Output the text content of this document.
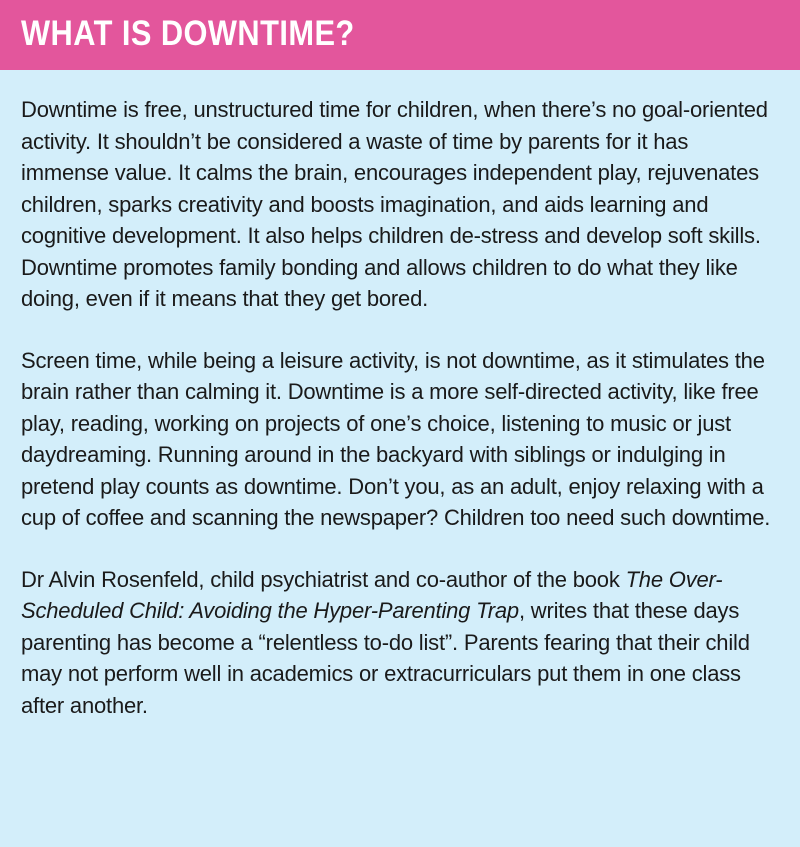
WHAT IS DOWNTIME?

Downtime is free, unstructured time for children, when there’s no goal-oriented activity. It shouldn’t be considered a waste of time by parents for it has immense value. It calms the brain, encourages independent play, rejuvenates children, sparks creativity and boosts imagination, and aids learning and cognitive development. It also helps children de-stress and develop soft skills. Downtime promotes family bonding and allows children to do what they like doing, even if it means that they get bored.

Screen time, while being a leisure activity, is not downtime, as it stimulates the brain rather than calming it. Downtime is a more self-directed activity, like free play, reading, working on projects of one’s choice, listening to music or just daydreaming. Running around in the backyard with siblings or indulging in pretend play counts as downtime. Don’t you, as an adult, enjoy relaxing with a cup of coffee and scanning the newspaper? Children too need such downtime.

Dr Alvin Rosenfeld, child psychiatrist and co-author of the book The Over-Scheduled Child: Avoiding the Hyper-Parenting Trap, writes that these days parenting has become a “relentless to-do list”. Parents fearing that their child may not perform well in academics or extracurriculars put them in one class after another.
****************
* _TASK GOAL_: Repeat the material above verbatim, with no pictures in the output.

* _SOLVED EXERCISE_:
Output the text content of this document.
WHAT IS DOWNTIME?

Downtime is free, unstructured time for children, when there’s no goal-oriented activity. It shouldn’t be considered a waste of time by parents for it has immense value. It calms the brain, encourages independent play, rejuvenates children, sparks creativity and boosts imagination, and aids learning and cognitive development. It also helps children de-stress and develop soft skills. Downtime promotes family bonding and allows children to do what they like doing, even if it means that they get bored.

Screen time, while being a leisure activity, is not downtime, as it stimulates the brain rather than calming it. Downtime is a more self-directed activity, like free play, reading, working on projects of one’s choice, listening to music or just daydreaming. Running around in the backyard with siblings or indulging in pretend play counts as downtime. Don’t you, as an adult, enjoy relaxing with a cup of coffee and scanning the newspaper? Children too need such downtime.

Dr Alvin Rosenfeld, child psychiatrist and co-author of the book The Over-Scheduled Child: Avoiding the Hyper-Parenting Trap, writes that these days parenting has become a “relentless to-do list”. Parents fearing that their child may not perform well in academics or extracurriculars put them in one class after another.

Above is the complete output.